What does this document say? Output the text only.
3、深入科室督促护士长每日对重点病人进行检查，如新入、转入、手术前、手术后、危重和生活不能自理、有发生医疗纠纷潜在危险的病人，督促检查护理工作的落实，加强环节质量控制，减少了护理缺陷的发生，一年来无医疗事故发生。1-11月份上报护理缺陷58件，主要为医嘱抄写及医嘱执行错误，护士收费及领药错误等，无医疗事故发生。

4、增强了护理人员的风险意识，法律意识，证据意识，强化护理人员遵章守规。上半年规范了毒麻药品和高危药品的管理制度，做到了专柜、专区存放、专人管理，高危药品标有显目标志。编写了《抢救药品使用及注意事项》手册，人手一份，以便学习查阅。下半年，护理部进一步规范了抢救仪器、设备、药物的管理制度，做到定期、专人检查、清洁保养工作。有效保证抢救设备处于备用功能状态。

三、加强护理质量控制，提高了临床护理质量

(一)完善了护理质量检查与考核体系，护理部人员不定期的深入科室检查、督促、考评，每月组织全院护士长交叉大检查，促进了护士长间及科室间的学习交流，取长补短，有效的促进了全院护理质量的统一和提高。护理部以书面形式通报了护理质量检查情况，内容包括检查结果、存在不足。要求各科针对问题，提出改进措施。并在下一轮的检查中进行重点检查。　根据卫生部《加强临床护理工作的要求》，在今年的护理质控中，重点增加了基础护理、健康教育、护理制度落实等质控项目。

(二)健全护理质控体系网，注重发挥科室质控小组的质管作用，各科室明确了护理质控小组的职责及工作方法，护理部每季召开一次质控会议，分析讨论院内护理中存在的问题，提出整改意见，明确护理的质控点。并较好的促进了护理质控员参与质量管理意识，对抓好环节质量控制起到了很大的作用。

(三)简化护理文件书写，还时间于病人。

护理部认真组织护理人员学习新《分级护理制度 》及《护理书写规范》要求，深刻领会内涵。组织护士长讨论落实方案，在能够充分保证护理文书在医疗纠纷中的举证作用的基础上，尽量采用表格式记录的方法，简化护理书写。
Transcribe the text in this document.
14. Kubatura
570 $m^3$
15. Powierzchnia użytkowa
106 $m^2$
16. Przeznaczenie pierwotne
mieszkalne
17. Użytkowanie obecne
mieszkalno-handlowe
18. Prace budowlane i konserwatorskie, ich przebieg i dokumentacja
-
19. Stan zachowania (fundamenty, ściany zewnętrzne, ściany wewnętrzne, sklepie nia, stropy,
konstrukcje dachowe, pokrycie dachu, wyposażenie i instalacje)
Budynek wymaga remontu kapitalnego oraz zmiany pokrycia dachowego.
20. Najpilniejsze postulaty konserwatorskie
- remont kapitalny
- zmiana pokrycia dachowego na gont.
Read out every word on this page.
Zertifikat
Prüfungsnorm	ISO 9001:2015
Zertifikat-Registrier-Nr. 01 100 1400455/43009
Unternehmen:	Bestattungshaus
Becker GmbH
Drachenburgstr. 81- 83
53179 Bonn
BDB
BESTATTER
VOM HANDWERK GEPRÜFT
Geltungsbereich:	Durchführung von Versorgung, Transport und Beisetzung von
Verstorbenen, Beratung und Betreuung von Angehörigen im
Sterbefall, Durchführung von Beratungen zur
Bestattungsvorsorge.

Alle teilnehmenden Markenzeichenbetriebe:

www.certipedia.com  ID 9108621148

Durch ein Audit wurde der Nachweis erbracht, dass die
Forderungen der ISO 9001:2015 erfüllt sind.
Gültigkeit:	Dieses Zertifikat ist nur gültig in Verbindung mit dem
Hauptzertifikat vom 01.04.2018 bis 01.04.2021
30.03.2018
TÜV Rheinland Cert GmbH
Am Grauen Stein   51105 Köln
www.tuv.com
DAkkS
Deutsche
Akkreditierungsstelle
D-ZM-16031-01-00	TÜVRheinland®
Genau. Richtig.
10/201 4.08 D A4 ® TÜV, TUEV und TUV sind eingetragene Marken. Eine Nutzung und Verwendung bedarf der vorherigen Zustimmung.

--------------------------------

> _Task instructions_
Only lines with the string "sind" belong in your answer; copy each one.

> _Task response_
Forderungen der ISO 9001:2015 erfüllt sind.
10/201 4.08 D A4 ® TÜV, TUEV und TUV sind eingetragene Marken. Eine Nutzung und Verwendung bedarf der vorherigen Zustimmung.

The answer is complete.